Estratto selezionato ->
Gli
Abysmal Grief non lo sanno, ma il mio amore per loro dura ormai da tempo immemore.
Seppur non corrisposto nel senso più proprio del termine, negli anni non mi sono mai sentito tradito dalla compagine genovese, capace di rinsaldare i miei sentimenti ad ogni uscita discografica.
Oggi, dopo numerosi ascolti del nuovo
album, posso affermare che l’accecante scintilla emotiva percepita ai tempi di “
Misfortune” o "
Feretri” è mutata nella rassicurante certezza di chi sa cosa aspettarsi.
Come nella maggior parte dei rapporti affettivi, dunque, la travolgente passione dei primi tempi sta cedendo in modo progressivo il passo ad un affetto più maturo e consapevole.
Onde evitare equivoci: “
Funeral Cult of Personality” è un disco della Madonna.
Anzi no, espressione poco calzante, meglio riformulare: “
Funeral Cult of Personality” è un
gran disco.
Al tempo stesso, la sua sostanziale sovrapponibilità al precedente, splendido “
Blasphema Secta” -non che “
Strange Rites of Evil”, dal canto suo, si discostasse poi granché- lo rende sì inattaccabile e oltremodo convincente, ma forse un pelo meno emozionante.
Discutiamo, si badi, delle quisquilie di un recensore pedante; a spazzar via ogni dubbio circa la bontà del nuovo
full length basti questo assaggio:
Il
dark / doom / occult metal dei Nostri, come avrete sentito, rimane unico, riconoscibile dopo pochissimi istanti, meravigliosamente lugubre, ancestrale e senza tempo.

(Dati di annotazione del layout)
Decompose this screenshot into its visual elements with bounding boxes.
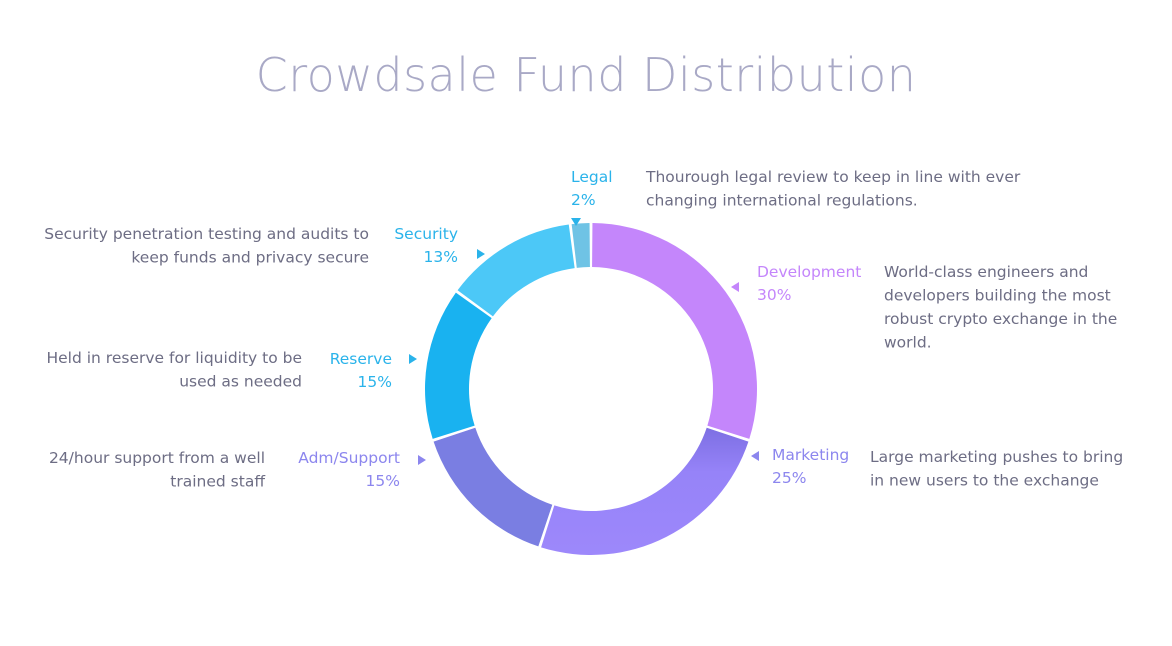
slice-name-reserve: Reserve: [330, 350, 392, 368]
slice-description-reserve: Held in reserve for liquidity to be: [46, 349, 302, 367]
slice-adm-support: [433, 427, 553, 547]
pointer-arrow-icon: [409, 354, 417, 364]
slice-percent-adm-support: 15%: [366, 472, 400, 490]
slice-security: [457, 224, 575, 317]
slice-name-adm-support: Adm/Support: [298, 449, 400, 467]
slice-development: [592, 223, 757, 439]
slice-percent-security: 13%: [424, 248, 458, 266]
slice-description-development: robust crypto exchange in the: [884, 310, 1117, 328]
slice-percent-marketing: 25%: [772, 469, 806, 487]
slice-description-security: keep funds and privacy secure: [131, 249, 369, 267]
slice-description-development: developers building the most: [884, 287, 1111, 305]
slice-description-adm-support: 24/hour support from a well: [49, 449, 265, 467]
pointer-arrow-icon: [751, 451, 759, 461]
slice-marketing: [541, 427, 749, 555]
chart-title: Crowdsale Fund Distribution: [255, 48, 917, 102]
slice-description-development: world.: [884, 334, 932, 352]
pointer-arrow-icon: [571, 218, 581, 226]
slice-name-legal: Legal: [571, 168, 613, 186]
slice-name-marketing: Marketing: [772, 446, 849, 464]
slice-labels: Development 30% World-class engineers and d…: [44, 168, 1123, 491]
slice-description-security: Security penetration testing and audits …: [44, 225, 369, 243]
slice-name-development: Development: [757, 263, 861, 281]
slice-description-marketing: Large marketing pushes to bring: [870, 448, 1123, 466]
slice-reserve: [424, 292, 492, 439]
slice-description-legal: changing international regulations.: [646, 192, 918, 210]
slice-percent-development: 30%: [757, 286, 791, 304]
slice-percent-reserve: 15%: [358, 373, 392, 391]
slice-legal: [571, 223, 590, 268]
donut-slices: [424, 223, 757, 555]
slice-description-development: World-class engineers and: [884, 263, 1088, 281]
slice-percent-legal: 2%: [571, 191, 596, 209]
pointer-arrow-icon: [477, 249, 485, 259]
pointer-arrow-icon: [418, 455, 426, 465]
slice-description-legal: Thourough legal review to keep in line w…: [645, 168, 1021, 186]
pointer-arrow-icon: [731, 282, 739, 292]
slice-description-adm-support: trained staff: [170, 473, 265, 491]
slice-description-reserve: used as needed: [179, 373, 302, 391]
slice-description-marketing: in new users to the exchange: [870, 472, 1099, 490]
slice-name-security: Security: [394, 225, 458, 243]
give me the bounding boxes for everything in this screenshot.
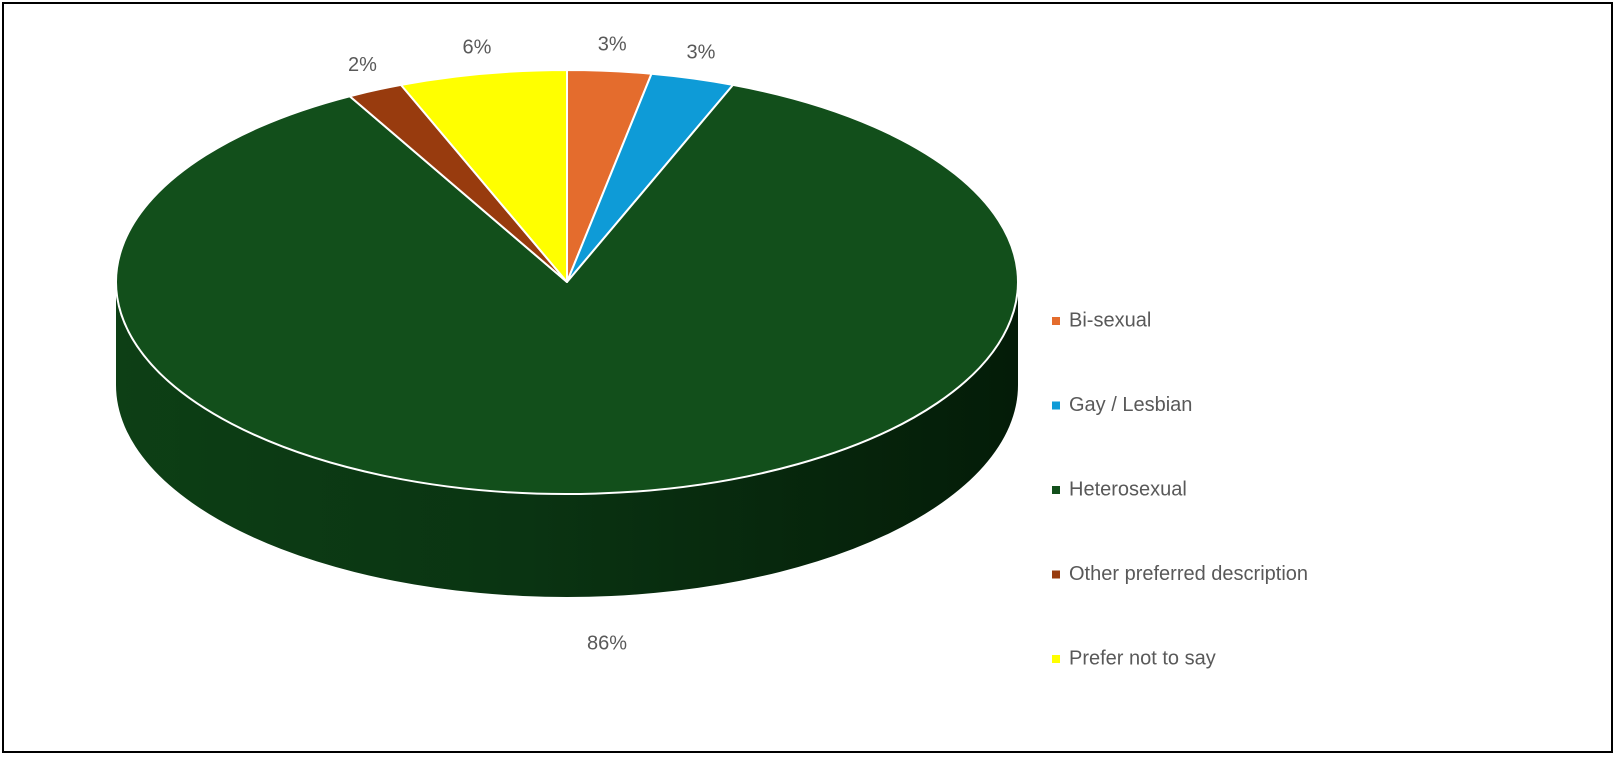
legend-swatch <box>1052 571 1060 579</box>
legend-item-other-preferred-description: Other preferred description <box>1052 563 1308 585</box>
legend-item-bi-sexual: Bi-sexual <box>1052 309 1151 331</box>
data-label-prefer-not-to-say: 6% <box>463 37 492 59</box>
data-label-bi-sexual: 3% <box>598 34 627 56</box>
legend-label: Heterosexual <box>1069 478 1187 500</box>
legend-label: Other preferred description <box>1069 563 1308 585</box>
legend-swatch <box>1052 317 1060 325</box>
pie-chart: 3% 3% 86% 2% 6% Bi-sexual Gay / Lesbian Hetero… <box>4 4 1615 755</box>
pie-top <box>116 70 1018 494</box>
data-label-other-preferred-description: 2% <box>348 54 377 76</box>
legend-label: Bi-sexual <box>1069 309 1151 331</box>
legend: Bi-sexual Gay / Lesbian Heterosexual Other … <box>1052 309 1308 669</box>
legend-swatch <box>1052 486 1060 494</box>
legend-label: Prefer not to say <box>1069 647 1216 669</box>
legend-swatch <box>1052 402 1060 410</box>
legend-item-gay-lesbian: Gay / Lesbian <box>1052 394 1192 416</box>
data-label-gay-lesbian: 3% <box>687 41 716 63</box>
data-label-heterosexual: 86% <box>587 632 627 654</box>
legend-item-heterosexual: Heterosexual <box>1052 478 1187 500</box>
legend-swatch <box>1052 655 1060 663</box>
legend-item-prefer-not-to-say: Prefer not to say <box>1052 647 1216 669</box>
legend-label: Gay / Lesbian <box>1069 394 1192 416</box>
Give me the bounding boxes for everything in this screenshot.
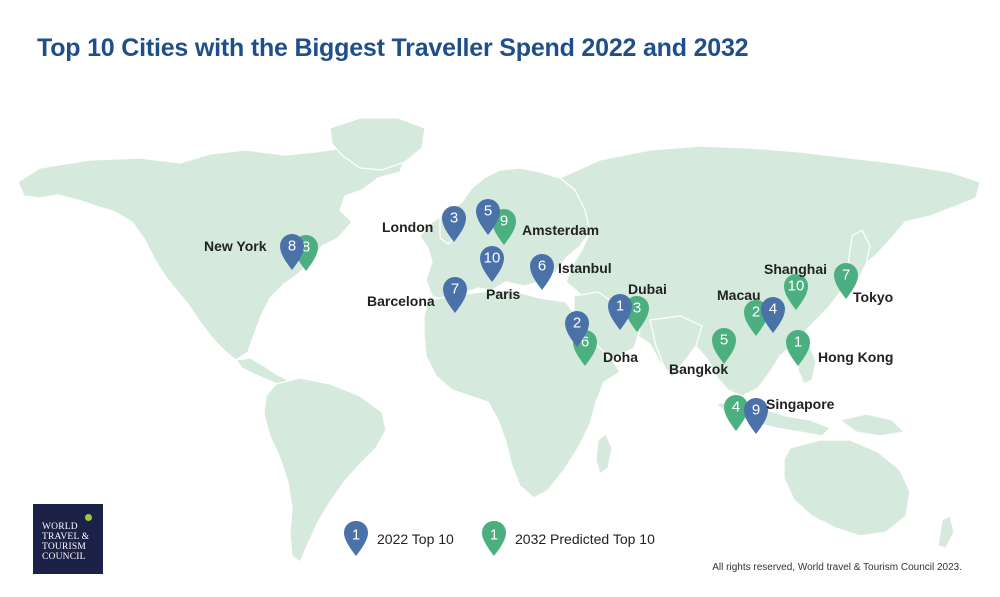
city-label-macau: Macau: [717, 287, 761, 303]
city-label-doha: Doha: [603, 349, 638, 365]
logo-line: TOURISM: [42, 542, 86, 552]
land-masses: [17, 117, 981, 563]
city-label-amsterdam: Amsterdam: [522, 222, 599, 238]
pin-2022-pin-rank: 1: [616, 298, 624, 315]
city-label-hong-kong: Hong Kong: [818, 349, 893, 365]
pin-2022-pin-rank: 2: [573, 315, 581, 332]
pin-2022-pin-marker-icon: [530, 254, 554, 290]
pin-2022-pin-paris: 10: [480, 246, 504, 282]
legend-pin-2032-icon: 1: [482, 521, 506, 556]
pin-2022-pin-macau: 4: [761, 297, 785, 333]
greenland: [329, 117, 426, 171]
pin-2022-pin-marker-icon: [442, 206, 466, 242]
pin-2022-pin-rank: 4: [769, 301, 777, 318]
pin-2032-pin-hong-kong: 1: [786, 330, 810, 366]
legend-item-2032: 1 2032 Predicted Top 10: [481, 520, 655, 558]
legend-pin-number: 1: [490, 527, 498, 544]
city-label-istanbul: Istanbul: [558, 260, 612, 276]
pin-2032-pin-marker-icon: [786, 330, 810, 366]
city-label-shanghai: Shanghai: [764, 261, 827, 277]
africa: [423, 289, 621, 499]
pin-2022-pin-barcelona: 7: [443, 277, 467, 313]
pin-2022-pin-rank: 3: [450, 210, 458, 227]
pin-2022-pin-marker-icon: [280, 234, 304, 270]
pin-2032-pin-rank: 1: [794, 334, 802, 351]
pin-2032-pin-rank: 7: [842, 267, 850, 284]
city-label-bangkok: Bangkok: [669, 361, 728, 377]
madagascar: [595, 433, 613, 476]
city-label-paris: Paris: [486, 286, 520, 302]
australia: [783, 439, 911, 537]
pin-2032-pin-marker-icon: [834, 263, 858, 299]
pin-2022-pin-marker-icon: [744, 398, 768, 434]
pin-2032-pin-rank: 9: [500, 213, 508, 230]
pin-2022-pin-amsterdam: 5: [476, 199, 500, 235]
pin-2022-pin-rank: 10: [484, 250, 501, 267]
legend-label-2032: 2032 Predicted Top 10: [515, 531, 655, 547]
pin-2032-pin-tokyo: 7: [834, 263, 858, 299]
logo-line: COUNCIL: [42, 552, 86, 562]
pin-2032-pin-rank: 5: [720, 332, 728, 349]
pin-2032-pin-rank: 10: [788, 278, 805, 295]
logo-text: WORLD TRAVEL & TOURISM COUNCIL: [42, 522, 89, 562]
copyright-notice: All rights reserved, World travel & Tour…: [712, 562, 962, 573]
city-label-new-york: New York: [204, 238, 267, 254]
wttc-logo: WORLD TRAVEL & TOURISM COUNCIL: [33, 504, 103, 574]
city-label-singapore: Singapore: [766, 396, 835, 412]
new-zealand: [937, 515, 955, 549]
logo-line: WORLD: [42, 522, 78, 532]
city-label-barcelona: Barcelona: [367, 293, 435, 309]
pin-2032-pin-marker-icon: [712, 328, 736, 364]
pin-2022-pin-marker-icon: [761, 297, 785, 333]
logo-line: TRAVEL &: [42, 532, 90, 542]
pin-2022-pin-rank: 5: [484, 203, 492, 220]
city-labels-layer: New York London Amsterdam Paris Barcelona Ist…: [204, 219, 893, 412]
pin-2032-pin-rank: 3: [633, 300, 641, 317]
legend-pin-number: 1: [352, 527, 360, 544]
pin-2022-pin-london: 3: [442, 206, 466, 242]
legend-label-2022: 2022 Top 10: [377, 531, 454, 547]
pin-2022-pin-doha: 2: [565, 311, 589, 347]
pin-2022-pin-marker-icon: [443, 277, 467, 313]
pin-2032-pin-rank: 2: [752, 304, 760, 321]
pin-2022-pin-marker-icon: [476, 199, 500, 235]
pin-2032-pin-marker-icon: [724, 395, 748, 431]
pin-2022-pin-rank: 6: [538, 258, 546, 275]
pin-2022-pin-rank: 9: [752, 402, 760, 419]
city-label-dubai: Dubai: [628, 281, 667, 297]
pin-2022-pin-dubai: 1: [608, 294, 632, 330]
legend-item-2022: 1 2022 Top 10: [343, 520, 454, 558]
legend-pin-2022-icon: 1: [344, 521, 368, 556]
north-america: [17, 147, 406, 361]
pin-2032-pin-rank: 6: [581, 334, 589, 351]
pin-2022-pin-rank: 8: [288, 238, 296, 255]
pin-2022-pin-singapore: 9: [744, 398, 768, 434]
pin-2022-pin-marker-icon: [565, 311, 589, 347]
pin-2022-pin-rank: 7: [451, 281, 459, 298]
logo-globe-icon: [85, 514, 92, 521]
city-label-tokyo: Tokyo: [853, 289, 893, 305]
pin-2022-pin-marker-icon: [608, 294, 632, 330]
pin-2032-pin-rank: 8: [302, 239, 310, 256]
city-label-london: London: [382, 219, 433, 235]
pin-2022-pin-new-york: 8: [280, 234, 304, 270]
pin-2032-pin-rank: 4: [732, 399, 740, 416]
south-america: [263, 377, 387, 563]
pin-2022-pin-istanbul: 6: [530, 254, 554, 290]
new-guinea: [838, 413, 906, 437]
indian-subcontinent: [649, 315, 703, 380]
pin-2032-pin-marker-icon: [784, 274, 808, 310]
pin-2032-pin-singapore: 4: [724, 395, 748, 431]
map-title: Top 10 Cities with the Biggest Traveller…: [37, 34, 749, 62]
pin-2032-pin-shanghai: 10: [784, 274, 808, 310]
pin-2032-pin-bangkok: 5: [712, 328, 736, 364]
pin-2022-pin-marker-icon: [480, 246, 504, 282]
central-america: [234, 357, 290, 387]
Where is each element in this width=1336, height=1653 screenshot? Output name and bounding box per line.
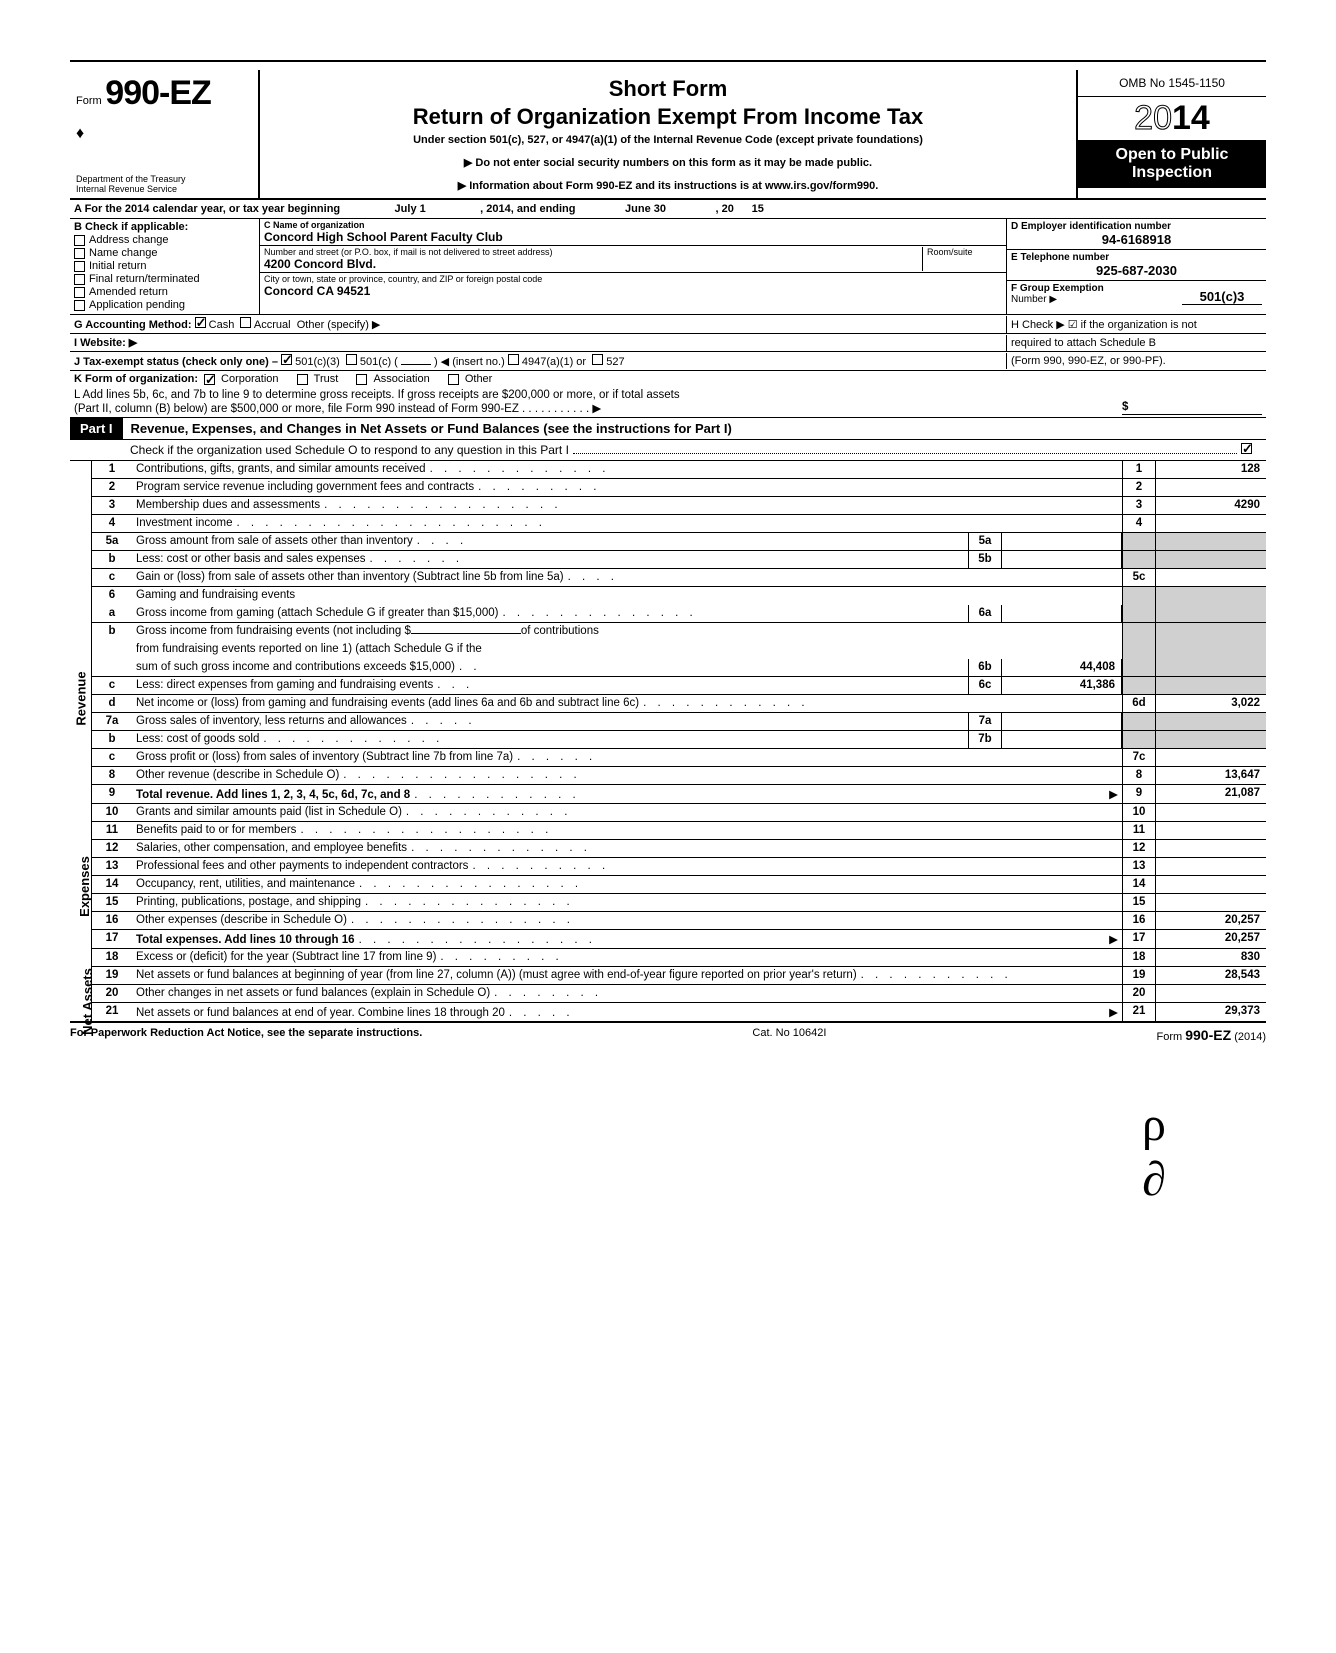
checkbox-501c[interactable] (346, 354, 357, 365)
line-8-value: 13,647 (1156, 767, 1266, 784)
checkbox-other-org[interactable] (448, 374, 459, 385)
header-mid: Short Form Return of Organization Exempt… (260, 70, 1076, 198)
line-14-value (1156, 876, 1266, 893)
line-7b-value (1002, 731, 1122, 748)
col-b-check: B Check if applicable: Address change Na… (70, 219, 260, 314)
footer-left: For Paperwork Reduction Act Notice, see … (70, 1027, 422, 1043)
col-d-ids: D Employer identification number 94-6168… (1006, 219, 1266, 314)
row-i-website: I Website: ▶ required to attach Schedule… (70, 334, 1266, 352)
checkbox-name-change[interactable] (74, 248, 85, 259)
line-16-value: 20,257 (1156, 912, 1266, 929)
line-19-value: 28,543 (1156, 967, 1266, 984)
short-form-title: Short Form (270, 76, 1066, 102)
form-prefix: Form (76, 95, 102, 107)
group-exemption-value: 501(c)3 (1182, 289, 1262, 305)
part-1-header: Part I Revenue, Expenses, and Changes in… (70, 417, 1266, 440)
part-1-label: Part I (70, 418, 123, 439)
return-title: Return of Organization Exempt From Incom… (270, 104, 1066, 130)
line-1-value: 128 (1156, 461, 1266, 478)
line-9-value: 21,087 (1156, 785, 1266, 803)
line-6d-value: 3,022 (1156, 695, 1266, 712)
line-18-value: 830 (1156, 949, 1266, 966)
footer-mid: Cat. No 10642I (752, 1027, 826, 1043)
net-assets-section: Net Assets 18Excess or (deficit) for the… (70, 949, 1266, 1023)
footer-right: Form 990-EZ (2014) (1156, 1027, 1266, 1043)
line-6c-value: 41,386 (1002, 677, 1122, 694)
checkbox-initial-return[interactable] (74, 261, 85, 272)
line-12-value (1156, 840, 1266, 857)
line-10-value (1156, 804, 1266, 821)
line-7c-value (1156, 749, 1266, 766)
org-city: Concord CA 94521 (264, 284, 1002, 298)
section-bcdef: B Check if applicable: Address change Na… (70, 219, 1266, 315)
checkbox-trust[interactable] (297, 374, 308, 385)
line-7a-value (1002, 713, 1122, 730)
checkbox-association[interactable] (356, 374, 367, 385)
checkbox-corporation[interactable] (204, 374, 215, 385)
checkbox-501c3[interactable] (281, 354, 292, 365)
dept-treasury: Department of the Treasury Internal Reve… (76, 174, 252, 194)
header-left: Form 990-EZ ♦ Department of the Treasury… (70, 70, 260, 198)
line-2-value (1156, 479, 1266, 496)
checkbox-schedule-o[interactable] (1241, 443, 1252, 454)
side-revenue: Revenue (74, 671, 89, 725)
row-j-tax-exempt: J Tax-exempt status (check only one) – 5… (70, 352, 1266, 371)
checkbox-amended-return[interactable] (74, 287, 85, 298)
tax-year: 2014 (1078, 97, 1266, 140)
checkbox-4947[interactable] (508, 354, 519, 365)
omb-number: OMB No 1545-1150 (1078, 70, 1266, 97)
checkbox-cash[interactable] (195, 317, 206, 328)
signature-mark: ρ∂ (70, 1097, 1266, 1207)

Elenco dei compiti ->
(a) Spiega in non più di tre frasi perché, secondo la recensione, "Funeral Cult of Personality" risulta forse un pelo meno emozionante.
(b) Riassumi la recensione in due frasi.
(c) Prosegui la recensione dell'album degli Abysmal Grief a partire dal punto in cui si interrompe.

Risposte ai compiti ->
(a) Il disco è sostanzialmente sovrapponibile al precedente "Blasphema Secta". Questa somiglianza lo rende inattaccabile e oltremodo convincente, ma forse un pelo meno emozionante.

(b) La recensione dichiara un affetto di lunga data per gli Abysmal Grief e definisce il nuovo album "Funeral Cult of Personality" un gran disco, ammettendo però che la scintilla emotiva dei primi tempi è diventata una rassicurante certezza. L'album viene giudicato molto simile al precedente "Blasphema Secta", quindi convincente ma forse meno emozionante, mentre il dark/doom/occult metal del gruppo genovese resta unico, lugubre e senza tempo.

(c)
Crisantemi, incenso, terra bagnata, putrefazione… il potere evocativo di composizioni come “
This Graveyard is Mine” o la strumentale “
Reign of Silence” è tale da materializzare addirittura sentori olfattivi nell’ascoltatore.
Parimenti, le melodie arcane ed i
riff scolpiti nella pietra di “
Funeral Cult” o della conclusiva “
The Grim Arbiter” sapranno materializzare immaginari fatti di camposanti abbandonati, sepolcri violati, decrepite sacrestie avvolte nell’ombra… insomma, esattamente quello che mi aveva fatto innamorare.
“
Funeral Cult of Personality”, dunque, non cambia le carte in tavola, gioca sul sicuro, può venir rubricato come un “
more of the same”, ma riesce comunque a mantenere intatta l’immensa fascinazione per uno dei nomi di culto della scena nostrana.
Bentornati.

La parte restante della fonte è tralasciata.